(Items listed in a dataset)
******

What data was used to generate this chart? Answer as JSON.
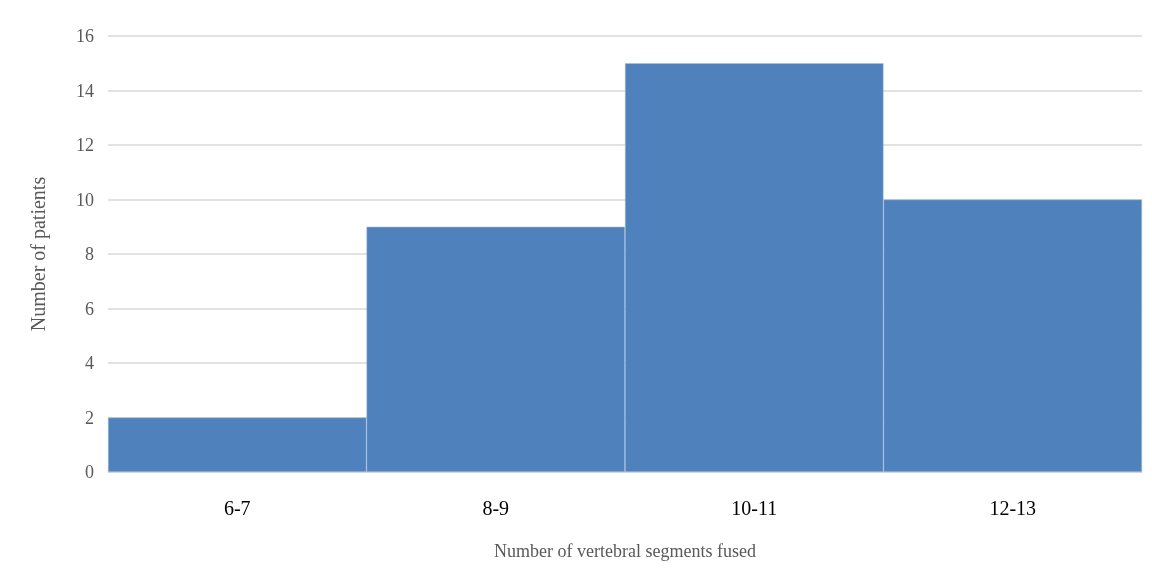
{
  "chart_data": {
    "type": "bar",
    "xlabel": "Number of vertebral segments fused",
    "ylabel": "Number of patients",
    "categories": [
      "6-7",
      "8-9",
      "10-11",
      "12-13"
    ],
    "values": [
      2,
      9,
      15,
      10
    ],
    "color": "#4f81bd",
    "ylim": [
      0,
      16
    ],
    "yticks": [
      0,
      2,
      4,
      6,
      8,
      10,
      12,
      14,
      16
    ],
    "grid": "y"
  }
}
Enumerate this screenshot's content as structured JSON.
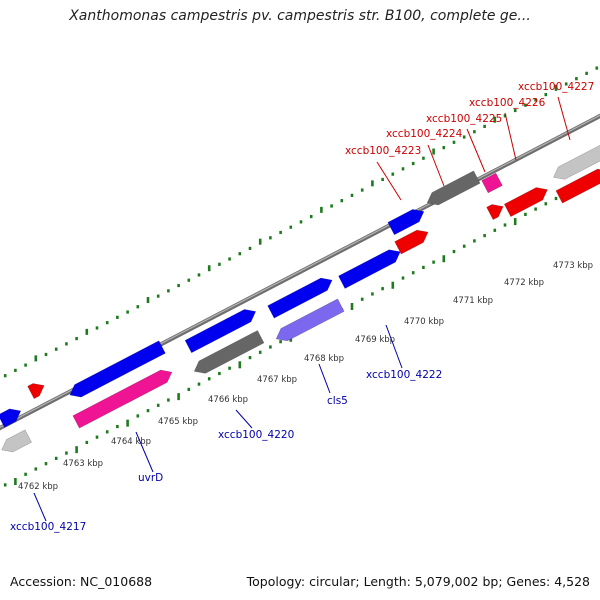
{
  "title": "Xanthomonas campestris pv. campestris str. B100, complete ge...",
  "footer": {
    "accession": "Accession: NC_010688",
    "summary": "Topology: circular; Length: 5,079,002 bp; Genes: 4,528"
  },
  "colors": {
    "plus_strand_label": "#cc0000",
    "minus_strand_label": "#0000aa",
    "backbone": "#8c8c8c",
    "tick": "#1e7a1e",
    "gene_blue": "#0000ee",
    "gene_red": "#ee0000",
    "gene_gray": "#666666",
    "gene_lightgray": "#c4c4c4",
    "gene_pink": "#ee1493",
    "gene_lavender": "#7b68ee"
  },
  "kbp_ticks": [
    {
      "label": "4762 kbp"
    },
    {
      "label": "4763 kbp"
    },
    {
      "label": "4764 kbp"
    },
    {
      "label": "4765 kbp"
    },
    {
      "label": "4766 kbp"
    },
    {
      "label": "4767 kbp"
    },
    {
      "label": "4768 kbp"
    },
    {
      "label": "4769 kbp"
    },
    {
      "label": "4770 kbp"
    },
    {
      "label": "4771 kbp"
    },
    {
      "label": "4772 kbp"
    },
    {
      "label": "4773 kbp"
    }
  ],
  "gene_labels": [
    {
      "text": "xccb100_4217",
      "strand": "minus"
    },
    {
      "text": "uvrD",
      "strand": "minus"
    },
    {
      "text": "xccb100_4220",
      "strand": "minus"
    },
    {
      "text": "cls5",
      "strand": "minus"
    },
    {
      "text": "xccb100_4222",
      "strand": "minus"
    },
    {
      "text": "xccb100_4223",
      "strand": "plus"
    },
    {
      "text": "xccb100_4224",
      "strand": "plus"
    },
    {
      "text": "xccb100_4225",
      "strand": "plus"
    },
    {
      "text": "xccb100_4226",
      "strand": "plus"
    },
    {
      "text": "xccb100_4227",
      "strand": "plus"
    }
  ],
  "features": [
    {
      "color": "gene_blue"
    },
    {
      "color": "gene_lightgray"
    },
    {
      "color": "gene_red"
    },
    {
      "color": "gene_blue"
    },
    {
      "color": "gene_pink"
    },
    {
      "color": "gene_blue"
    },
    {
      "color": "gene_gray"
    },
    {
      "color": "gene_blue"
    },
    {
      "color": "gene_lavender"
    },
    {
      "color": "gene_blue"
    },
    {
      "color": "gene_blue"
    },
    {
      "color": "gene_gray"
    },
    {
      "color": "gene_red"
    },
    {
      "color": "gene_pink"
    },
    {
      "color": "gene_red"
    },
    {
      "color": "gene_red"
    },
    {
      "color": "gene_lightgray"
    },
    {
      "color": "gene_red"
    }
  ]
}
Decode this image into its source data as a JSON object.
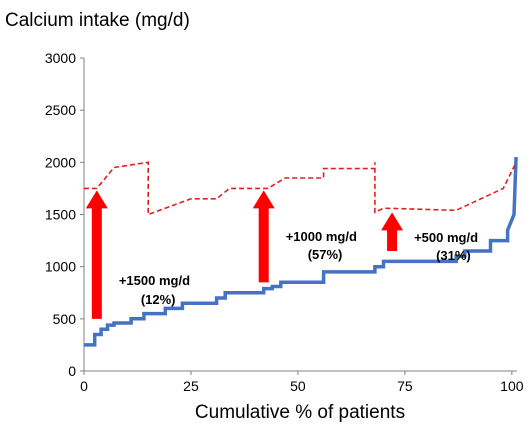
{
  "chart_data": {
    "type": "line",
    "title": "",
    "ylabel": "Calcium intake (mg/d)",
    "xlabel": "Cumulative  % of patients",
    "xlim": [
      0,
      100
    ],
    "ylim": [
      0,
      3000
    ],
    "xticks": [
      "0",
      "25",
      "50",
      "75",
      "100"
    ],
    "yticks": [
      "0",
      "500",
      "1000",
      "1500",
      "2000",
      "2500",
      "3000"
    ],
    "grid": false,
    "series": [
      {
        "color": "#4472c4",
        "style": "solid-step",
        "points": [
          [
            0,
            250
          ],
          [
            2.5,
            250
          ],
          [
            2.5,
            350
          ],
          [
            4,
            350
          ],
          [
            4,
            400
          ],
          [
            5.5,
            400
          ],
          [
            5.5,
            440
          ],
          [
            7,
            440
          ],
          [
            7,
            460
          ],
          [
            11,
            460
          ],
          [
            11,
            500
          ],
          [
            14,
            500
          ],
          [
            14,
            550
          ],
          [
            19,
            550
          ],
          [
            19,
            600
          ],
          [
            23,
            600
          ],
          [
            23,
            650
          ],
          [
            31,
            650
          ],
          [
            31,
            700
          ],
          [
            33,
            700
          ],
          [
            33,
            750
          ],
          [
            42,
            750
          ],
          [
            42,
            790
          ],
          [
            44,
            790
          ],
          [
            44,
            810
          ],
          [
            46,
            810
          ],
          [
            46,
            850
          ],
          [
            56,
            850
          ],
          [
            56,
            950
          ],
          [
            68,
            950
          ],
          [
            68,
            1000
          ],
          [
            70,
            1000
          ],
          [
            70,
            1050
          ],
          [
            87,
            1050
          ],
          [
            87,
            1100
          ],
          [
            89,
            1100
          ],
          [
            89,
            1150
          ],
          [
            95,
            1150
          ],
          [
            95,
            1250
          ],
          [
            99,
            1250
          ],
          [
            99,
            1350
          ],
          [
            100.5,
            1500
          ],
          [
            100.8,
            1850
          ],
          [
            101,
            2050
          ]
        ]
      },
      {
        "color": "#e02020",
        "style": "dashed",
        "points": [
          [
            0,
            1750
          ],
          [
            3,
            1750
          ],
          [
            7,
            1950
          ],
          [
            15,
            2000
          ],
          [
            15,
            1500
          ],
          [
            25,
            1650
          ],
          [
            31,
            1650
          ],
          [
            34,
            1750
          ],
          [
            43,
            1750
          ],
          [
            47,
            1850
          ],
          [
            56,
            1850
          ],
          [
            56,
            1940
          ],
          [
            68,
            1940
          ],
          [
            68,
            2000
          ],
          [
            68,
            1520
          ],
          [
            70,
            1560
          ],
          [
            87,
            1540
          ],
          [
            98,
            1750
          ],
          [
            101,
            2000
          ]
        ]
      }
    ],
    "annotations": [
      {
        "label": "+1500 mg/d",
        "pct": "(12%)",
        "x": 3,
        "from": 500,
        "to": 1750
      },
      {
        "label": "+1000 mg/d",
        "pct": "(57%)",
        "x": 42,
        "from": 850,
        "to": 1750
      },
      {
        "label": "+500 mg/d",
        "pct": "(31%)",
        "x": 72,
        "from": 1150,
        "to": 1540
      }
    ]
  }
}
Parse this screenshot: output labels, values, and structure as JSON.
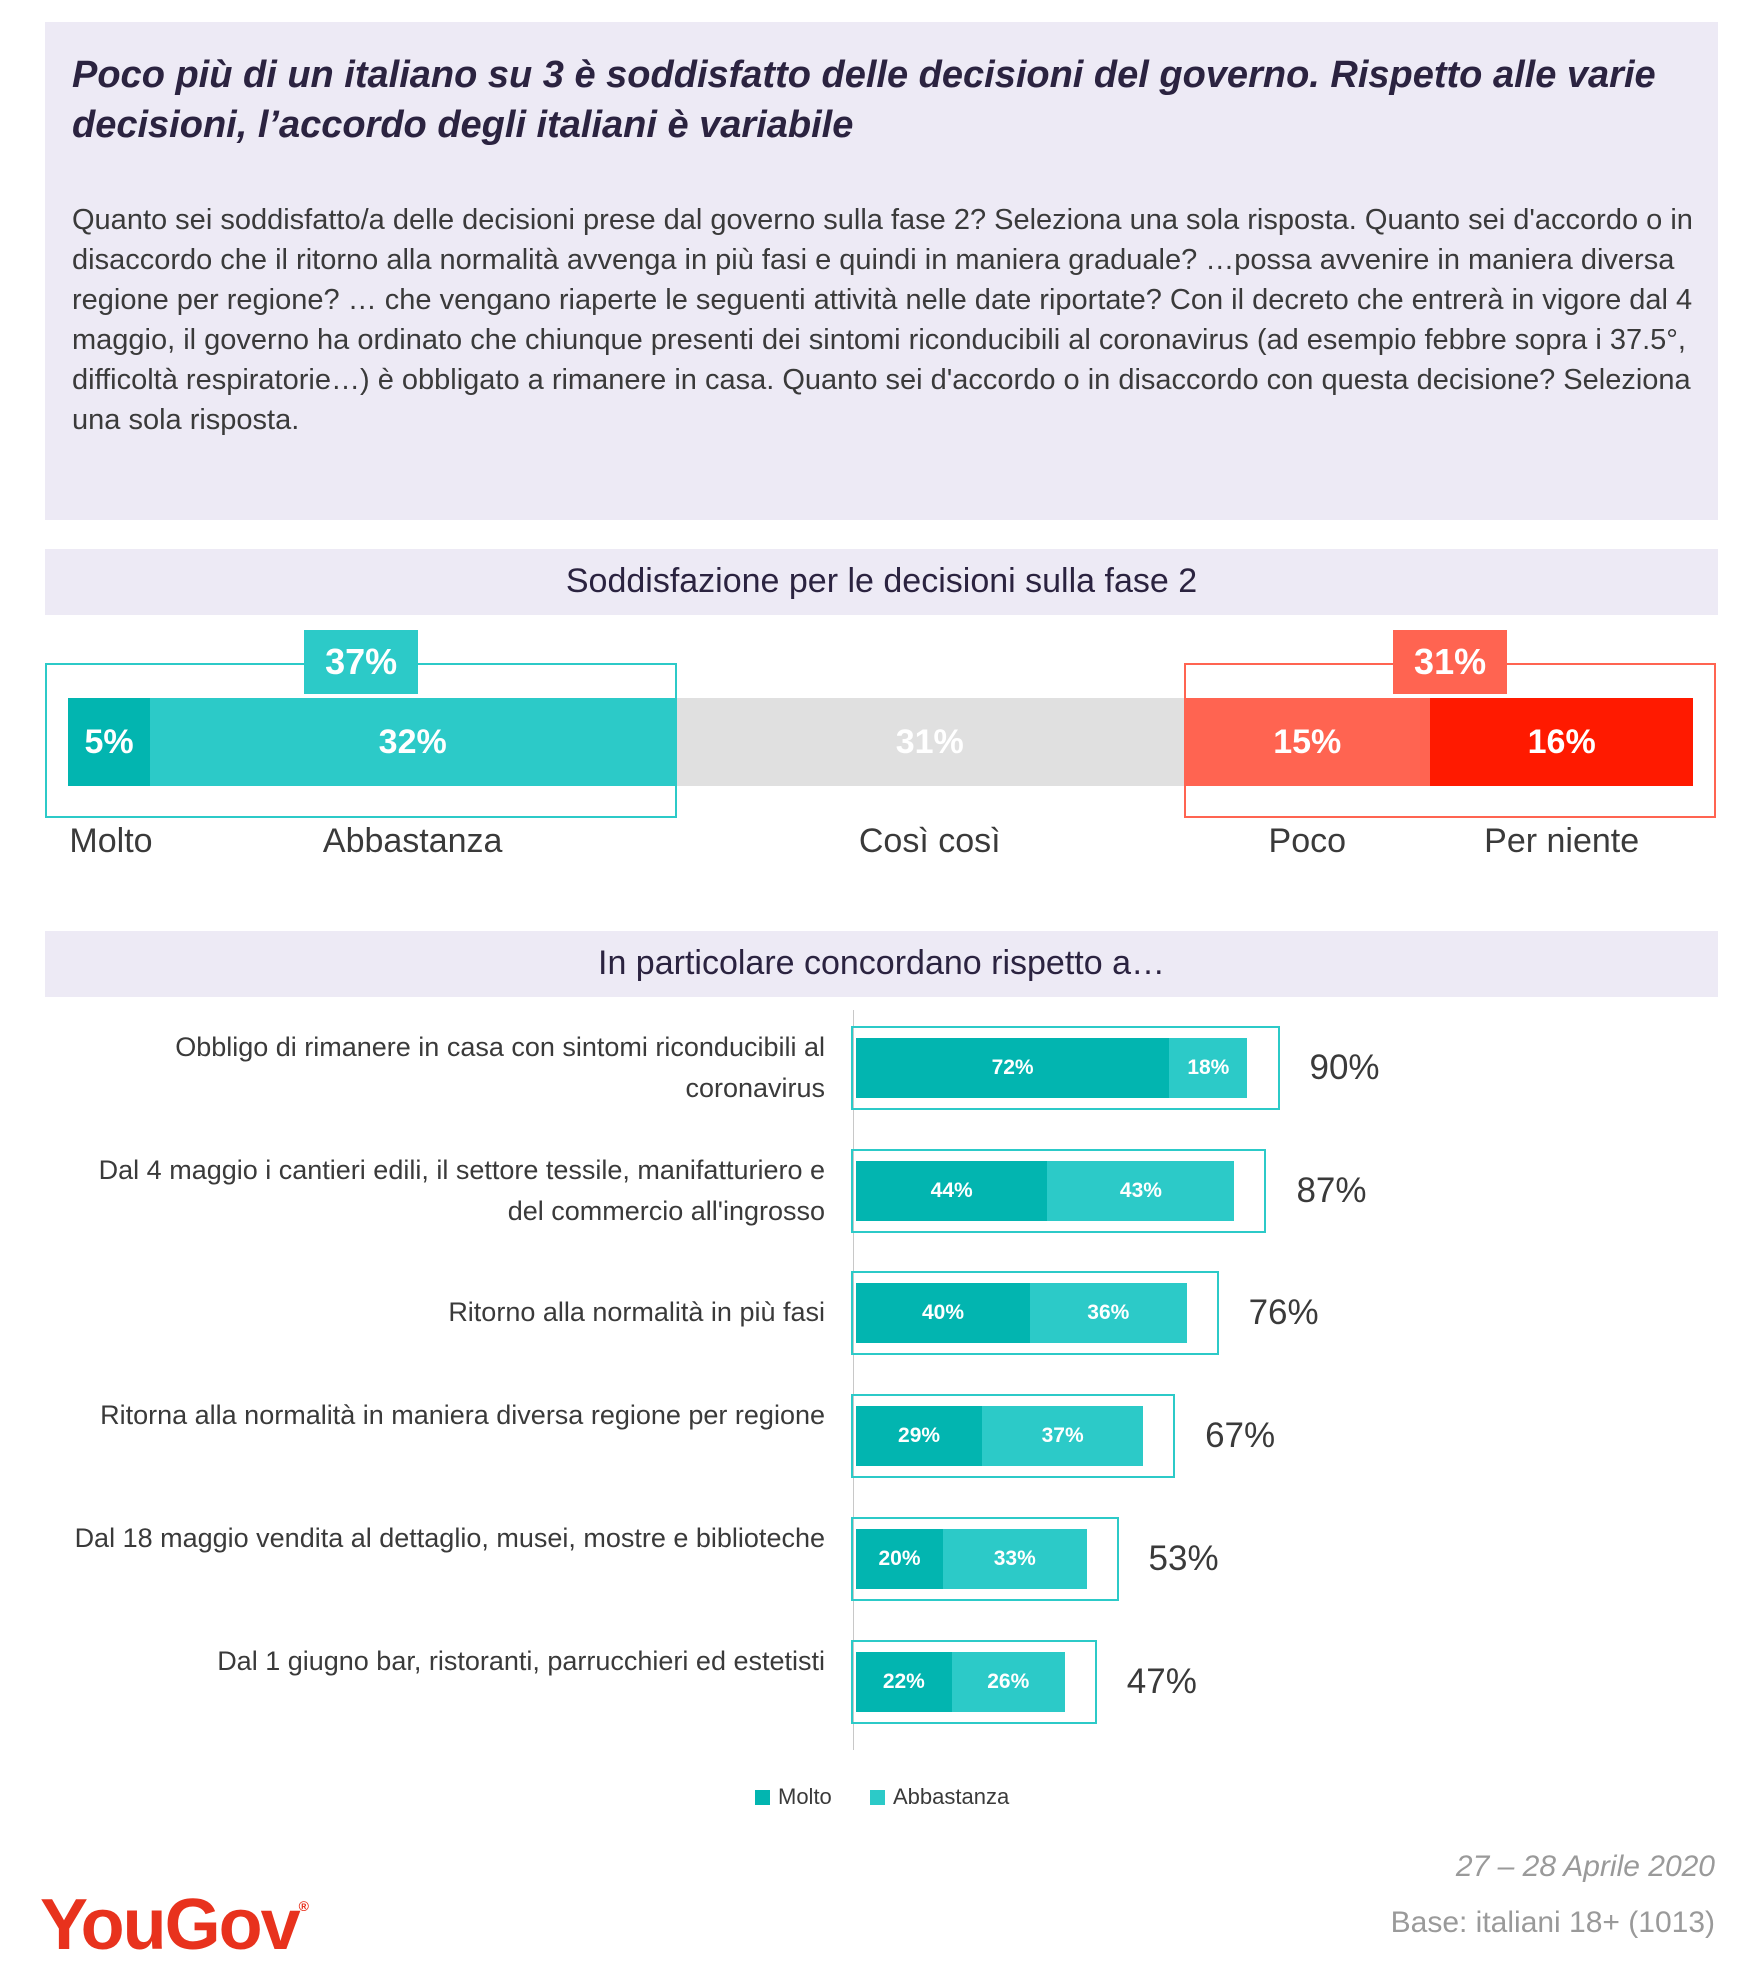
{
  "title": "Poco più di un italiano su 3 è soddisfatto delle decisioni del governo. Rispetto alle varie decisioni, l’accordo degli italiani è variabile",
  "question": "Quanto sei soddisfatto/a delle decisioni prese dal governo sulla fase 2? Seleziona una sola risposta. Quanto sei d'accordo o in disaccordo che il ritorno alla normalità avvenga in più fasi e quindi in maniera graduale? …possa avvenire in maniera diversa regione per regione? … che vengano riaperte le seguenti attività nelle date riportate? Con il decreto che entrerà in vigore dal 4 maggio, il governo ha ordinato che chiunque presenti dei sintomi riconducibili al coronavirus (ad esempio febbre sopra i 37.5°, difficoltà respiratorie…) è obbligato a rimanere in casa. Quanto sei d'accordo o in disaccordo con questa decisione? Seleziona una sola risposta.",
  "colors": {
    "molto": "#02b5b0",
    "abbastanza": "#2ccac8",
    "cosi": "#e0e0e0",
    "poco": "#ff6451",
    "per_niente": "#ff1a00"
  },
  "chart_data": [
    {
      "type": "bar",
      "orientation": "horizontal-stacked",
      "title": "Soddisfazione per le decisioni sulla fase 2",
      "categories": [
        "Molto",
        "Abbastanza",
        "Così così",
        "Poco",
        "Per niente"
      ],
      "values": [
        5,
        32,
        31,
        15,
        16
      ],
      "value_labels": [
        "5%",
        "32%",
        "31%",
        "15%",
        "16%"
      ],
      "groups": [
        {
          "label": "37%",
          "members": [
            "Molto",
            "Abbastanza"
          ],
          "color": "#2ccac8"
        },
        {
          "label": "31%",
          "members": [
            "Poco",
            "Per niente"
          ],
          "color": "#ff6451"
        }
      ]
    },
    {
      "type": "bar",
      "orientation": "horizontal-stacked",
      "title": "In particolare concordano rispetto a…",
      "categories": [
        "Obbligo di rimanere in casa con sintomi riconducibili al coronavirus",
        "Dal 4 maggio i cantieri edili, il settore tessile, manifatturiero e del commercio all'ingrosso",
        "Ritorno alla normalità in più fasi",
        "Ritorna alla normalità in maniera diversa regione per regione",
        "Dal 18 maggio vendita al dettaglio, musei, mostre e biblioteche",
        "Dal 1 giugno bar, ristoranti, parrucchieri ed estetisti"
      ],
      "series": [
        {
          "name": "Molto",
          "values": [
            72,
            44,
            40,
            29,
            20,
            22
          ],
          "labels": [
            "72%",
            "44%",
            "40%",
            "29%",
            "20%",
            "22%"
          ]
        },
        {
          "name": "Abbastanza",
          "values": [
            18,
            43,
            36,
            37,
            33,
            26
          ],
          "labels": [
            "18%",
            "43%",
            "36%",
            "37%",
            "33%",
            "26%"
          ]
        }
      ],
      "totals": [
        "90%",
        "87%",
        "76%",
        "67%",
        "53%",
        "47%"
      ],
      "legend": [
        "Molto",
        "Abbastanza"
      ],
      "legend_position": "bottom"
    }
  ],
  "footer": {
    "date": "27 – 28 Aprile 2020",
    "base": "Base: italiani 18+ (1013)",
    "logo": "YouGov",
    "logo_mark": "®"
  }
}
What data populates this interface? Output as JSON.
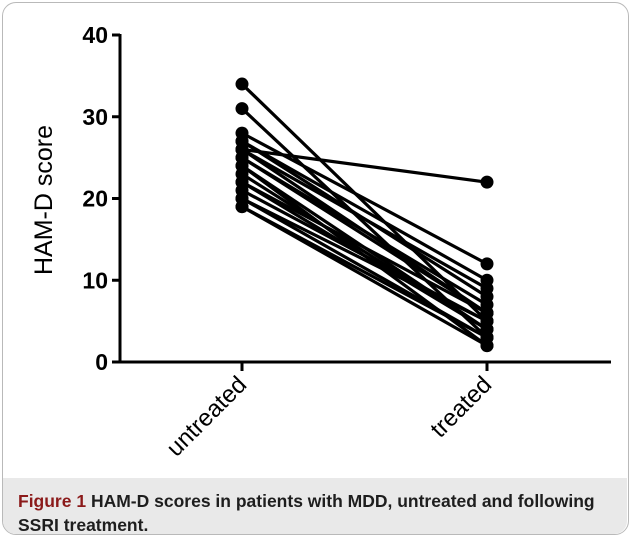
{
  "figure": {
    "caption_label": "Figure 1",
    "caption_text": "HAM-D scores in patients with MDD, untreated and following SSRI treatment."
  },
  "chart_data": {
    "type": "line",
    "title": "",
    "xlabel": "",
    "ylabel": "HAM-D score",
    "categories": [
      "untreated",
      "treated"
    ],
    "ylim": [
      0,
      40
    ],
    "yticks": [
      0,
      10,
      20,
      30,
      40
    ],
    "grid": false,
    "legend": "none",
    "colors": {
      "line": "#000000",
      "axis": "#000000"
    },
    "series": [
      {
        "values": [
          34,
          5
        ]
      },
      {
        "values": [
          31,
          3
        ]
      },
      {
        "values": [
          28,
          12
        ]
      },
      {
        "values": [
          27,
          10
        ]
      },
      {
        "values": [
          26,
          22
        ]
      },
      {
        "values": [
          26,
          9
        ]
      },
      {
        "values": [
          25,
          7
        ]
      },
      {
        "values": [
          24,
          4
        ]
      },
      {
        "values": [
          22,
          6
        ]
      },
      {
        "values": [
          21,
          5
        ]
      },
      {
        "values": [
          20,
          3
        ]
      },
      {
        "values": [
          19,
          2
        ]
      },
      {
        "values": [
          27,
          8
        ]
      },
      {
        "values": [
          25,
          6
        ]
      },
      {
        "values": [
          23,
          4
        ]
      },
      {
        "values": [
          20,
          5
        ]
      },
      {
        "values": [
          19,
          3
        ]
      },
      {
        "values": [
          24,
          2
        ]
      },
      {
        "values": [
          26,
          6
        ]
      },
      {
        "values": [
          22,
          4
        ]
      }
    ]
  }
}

******

Show each line in the data where the string "title" appears.

  "title": "Xanthomonas campestris pv. campestris str. B100, complete ge...",
    "title": "",
  "title": "Poco più di un italiano su 3 è soddisfatto delle decisioni del governo. Rispetto alle varie decisioni, l’accordo degli italiani è variabile",
      "title": "Soddisfazione per le decisioni sulla fase 2",
      "title": "In particolare concordano rispetto a…",
    "title": "",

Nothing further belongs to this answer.